■ Exercise brief
Check every line below for the word "color" and copy the ones that have it.

■ Dataset content
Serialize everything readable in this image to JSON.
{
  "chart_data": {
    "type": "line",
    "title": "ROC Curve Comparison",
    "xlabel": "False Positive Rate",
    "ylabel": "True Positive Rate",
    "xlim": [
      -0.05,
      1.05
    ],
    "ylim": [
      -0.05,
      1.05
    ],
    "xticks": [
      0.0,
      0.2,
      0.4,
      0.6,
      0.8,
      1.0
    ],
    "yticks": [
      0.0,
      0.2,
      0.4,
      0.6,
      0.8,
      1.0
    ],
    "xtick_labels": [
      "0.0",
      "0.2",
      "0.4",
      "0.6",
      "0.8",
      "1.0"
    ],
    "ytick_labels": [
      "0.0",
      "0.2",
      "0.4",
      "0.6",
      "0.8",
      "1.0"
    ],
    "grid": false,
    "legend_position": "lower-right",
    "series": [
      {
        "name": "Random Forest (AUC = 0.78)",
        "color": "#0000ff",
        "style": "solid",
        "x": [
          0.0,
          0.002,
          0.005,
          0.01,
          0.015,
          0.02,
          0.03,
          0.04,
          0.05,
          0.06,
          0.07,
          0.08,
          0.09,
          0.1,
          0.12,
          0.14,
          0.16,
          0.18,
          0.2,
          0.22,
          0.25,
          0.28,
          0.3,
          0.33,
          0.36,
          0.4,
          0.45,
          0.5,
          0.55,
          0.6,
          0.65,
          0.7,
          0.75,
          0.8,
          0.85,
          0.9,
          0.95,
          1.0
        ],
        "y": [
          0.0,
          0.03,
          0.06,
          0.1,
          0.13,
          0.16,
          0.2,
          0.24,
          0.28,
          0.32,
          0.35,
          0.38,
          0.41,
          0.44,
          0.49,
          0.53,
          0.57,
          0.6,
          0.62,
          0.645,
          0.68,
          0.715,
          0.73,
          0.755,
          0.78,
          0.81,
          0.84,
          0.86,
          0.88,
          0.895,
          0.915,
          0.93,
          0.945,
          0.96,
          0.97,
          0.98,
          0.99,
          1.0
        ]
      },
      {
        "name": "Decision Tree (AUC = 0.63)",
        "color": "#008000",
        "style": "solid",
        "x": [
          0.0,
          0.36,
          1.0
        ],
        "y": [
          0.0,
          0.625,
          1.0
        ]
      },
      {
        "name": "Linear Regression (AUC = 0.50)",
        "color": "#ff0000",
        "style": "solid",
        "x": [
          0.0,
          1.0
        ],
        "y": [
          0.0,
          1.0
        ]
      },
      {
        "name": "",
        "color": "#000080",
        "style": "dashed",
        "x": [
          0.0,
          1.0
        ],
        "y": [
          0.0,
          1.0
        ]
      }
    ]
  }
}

■ Response below
        "color": "#0000ff",
        "color": "#008000",
        "color": "#ff0000",
        "color": "#000080",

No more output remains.